* _EXERCISE_: Copy out all lines carrying the word "Production".
◆ ◆ ◆ ◆
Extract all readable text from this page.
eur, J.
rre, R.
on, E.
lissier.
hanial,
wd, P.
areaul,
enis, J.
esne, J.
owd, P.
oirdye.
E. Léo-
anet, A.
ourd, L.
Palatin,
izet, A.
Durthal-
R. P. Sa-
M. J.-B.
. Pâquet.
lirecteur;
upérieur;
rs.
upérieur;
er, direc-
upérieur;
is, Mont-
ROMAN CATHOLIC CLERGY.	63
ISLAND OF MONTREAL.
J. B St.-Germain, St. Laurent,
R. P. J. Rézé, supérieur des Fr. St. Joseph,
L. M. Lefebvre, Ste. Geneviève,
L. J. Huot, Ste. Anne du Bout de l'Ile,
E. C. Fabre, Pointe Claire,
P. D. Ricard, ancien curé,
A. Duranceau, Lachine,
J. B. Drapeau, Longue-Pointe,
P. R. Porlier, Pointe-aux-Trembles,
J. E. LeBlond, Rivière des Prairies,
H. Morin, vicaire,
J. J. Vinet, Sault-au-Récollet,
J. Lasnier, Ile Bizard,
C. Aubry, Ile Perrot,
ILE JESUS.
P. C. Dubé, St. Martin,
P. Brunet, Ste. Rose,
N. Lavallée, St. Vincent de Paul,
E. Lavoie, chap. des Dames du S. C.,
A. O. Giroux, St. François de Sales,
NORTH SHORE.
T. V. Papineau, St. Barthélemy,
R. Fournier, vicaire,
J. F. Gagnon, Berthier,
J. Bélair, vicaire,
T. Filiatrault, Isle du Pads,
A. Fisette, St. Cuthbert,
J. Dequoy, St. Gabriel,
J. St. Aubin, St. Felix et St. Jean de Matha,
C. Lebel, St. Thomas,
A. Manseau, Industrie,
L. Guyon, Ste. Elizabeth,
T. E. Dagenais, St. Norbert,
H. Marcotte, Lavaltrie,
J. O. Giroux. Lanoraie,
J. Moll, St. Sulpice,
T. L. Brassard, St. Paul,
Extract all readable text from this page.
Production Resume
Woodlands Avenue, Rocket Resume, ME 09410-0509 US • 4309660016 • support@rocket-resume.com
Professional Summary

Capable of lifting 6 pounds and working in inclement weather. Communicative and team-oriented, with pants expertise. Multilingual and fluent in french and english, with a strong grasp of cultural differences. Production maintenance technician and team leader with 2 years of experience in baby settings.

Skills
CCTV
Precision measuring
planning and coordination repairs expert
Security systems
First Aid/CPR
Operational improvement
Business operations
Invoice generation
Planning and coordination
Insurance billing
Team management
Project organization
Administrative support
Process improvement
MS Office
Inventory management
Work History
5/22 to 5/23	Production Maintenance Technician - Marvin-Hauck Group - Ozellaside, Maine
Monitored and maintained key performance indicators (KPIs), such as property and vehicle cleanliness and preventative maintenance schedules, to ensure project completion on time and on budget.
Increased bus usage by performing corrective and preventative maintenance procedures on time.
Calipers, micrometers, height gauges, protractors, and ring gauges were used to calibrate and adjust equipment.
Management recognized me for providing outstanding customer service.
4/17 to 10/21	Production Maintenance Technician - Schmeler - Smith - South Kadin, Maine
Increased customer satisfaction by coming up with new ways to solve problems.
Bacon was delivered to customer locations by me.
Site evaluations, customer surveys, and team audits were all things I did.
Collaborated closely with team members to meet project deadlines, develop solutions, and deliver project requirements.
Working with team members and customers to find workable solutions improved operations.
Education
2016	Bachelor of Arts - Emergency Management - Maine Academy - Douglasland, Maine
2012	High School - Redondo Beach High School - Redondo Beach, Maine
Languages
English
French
◆ ◆ ◆ ◆
* _EXPECTED ANSWER_:
Production Resume
Capable of lifting 6 pounds and working in inclement weather. Communicative and team-oriented, with pants expertise. Multilingual and fluent in french and english, with a strong grasp of cultural differences. Production maintenance technician and team leader with 2 years of experience in baby settings.
5/22 to 5/23	Production Maintenance Technician - Marvin-Hauck Group - Ozellaside, Maine
4/17 to 10/21	Production Maintenance Technician - Schmeler - Smith - South Kadin, Maine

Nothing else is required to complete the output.